(To do): Pull every line containing "alsglobal" from the entries.

-- start Data in this exercise --

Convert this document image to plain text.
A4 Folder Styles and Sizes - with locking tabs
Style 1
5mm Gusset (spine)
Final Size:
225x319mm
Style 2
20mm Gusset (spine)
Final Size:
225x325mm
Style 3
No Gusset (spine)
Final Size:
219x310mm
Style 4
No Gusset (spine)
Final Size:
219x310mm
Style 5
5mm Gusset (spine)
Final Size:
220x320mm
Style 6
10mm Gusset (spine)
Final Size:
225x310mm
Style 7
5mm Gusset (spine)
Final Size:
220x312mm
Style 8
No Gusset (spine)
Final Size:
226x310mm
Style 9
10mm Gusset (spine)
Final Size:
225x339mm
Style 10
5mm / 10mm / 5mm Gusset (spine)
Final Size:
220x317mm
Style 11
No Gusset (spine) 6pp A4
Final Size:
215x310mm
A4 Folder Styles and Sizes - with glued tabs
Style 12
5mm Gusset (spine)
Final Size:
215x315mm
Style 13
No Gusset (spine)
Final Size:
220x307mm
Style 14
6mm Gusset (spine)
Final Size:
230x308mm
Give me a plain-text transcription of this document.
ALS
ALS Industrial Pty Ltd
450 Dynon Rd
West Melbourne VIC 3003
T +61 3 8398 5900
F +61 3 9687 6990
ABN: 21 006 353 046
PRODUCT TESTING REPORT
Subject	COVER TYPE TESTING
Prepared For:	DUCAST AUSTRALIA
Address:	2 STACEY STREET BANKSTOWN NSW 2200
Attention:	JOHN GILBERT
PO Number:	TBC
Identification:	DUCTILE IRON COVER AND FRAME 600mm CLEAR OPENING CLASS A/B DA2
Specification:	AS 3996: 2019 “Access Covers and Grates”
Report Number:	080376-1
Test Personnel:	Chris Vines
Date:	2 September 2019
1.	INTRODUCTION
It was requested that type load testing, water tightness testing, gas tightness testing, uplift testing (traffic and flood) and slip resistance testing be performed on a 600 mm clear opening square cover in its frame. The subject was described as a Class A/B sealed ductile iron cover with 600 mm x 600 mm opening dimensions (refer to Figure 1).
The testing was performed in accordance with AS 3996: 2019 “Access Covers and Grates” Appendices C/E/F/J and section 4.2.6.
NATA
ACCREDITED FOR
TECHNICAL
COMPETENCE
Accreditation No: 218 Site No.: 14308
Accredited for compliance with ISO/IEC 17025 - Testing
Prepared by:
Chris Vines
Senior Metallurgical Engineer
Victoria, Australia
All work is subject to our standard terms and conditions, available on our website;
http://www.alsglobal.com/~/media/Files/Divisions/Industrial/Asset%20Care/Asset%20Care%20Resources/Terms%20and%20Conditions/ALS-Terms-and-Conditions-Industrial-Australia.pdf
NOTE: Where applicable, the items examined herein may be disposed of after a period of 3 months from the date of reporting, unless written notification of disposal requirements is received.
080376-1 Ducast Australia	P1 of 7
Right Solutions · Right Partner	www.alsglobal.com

-- end Data in this exercise --

(Problem solution):
http://www.alsglobal.com/~/media/Files/Divisions/Industrial/Asset%20Care/Asset%20Care%20Resources/Terms%20and%20Conditions/ALS-Terms-and-Conditions-Industrial-Australia.pdf
Right Solutions · Right Partner	www.alsglobal.com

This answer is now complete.